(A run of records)
* * *

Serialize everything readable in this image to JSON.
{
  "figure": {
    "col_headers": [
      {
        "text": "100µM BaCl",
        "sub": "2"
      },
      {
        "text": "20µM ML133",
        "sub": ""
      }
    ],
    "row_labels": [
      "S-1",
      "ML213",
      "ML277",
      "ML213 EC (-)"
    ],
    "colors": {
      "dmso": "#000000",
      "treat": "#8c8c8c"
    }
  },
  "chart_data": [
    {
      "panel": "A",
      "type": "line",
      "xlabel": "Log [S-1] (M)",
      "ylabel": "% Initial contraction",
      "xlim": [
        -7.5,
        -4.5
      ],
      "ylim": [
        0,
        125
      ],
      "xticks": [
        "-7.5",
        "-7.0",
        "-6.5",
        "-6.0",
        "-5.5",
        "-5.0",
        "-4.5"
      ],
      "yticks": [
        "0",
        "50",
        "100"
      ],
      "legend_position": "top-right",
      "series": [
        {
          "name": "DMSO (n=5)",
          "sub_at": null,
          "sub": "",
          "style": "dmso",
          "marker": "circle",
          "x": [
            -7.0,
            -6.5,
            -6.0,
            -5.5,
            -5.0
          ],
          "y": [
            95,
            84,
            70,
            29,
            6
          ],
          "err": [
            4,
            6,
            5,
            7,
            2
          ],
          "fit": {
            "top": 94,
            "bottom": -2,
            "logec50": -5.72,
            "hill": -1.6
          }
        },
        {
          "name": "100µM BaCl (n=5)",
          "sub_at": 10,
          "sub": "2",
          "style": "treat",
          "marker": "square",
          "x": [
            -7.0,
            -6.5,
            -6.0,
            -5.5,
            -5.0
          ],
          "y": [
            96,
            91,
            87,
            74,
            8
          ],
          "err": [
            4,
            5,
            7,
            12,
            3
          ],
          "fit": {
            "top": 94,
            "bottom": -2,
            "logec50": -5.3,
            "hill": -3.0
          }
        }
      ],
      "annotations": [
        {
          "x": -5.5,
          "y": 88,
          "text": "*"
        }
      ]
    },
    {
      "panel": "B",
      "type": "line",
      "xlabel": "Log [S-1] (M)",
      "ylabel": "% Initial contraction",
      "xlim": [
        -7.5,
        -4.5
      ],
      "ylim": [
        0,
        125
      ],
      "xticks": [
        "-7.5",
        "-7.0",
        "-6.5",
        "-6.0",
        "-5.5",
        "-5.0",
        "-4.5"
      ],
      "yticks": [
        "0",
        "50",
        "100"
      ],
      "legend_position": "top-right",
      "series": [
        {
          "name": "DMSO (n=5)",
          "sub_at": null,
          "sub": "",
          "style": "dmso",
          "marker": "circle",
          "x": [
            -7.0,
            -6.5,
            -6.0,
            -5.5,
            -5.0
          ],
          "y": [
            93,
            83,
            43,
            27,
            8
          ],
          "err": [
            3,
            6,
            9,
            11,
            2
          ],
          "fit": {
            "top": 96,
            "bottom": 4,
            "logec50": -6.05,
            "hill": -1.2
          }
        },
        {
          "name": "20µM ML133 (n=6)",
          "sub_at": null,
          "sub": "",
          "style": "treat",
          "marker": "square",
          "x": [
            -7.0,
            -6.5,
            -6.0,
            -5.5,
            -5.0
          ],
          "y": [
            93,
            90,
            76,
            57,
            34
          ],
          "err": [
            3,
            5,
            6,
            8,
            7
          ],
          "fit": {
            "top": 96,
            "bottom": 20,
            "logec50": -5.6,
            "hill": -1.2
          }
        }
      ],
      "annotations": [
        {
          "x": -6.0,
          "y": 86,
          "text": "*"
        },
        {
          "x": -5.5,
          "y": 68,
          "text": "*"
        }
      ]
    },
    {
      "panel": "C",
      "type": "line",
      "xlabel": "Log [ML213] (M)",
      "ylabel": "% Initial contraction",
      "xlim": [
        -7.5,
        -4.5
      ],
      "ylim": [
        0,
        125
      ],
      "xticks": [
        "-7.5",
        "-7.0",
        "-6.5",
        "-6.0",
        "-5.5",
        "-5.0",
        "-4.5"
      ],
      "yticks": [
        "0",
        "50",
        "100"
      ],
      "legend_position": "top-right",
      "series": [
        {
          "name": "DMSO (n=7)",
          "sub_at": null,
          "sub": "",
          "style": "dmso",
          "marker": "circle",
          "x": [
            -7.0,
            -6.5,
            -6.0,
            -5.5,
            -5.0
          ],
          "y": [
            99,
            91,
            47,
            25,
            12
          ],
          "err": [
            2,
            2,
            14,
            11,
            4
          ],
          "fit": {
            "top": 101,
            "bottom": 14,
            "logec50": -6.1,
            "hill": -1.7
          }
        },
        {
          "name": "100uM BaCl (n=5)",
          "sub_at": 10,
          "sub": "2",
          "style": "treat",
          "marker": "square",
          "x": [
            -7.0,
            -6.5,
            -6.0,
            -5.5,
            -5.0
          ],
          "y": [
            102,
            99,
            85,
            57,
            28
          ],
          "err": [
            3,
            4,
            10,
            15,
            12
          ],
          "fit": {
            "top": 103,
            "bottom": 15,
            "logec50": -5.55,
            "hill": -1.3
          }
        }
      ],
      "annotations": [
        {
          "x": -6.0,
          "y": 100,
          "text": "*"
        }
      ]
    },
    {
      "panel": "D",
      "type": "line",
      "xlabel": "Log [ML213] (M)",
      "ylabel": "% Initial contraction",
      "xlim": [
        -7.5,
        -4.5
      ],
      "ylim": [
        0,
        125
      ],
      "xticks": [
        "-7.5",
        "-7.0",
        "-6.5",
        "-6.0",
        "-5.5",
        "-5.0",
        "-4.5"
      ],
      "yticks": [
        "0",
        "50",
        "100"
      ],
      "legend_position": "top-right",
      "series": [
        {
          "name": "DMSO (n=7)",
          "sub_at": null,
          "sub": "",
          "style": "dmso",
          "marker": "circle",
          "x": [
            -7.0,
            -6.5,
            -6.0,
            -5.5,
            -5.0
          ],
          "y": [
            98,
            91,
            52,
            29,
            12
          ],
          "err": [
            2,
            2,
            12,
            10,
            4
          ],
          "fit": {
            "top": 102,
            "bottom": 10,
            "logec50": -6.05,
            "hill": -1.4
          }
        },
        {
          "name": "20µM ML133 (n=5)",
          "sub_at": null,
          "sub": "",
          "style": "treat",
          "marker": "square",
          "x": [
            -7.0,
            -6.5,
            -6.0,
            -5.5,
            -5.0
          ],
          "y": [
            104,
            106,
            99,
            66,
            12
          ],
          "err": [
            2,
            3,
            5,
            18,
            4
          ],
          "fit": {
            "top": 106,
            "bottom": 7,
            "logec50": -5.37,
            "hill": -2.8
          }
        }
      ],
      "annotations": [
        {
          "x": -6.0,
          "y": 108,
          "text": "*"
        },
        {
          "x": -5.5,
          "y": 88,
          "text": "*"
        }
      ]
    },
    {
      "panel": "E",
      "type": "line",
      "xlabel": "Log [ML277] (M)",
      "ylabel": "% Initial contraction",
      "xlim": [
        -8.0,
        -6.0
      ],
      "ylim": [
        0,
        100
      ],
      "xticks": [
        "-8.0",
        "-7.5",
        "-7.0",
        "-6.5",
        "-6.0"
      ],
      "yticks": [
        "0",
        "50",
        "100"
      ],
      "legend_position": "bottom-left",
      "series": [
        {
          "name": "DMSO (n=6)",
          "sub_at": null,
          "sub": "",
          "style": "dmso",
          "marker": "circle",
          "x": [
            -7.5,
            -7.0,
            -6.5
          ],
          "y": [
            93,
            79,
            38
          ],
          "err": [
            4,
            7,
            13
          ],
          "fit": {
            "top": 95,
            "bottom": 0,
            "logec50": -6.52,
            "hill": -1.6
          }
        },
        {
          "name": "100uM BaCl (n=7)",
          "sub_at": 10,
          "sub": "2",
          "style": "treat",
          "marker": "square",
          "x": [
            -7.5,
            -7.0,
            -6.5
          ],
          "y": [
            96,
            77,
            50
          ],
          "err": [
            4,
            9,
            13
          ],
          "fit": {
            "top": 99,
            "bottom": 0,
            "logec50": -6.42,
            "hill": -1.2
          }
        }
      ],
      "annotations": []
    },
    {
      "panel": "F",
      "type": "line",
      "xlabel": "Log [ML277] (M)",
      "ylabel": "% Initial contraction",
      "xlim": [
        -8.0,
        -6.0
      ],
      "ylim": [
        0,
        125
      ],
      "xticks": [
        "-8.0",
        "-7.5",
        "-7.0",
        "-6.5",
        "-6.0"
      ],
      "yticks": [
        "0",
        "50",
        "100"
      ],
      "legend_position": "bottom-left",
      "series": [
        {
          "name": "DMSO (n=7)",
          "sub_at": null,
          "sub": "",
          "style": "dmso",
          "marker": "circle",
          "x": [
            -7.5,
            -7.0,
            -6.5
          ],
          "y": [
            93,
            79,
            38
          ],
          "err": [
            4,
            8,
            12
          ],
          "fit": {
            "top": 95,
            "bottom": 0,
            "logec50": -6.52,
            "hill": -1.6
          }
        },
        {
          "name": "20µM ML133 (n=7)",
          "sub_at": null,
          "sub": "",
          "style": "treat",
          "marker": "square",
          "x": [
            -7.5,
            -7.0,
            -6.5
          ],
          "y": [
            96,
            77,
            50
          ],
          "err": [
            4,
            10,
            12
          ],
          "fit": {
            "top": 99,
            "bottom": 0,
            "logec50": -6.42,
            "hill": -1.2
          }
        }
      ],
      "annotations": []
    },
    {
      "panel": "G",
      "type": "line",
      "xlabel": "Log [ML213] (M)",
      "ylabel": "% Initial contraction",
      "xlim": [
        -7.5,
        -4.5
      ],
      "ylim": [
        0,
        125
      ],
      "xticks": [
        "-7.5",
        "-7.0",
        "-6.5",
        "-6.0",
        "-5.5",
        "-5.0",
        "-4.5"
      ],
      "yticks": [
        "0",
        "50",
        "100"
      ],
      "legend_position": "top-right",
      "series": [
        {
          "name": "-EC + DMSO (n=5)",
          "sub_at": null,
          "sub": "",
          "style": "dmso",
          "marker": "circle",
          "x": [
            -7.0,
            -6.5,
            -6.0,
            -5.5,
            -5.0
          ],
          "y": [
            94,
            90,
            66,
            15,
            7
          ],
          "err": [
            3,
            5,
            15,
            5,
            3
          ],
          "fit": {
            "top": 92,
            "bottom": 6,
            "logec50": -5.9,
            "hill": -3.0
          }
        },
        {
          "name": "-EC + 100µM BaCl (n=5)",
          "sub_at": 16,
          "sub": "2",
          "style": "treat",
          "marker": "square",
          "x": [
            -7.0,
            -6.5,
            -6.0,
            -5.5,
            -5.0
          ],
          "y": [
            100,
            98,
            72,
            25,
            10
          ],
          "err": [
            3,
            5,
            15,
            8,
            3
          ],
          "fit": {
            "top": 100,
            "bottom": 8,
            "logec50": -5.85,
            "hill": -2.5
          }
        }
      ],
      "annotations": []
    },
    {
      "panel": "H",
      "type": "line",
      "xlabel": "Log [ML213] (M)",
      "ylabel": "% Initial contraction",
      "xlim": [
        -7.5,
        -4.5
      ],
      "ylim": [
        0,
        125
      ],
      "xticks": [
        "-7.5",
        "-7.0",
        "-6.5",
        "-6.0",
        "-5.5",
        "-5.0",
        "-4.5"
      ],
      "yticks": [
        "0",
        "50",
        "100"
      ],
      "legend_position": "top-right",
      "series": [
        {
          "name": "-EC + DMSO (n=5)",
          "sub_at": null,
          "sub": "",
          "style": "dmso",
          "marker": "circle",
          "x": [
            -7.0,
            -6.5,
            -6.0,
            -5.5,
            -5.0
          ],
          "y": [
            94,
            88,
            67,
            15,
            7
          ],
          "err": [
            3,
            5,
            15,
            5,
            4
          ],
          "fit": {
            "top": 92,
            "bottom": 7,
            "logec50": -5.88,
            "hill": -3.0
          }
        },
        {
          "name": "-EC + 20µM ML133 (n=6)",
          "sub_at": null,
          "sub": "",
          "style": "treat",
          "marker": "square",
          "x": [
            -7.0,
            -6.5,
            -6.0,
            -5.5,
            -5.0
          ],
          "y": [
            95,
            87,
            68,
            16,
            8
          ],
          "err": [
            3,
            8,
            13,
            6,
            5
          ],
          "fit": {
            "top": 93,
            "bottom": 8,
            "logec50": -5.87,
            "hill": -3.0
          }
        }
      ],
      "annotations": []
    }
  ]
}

* * *

◆ **Required task**
Copy all lines from the data that hold the word "BaCl".

◆ **Result**
        "text": "100µM BaCl",
          "name": "100µM BaCl (n=5)",
          "name": "100uM BaCl (n=5)",
          "name": "100uM BaCl (n=7)",
          "name": "-EC + 100µM BaCl (n=5)",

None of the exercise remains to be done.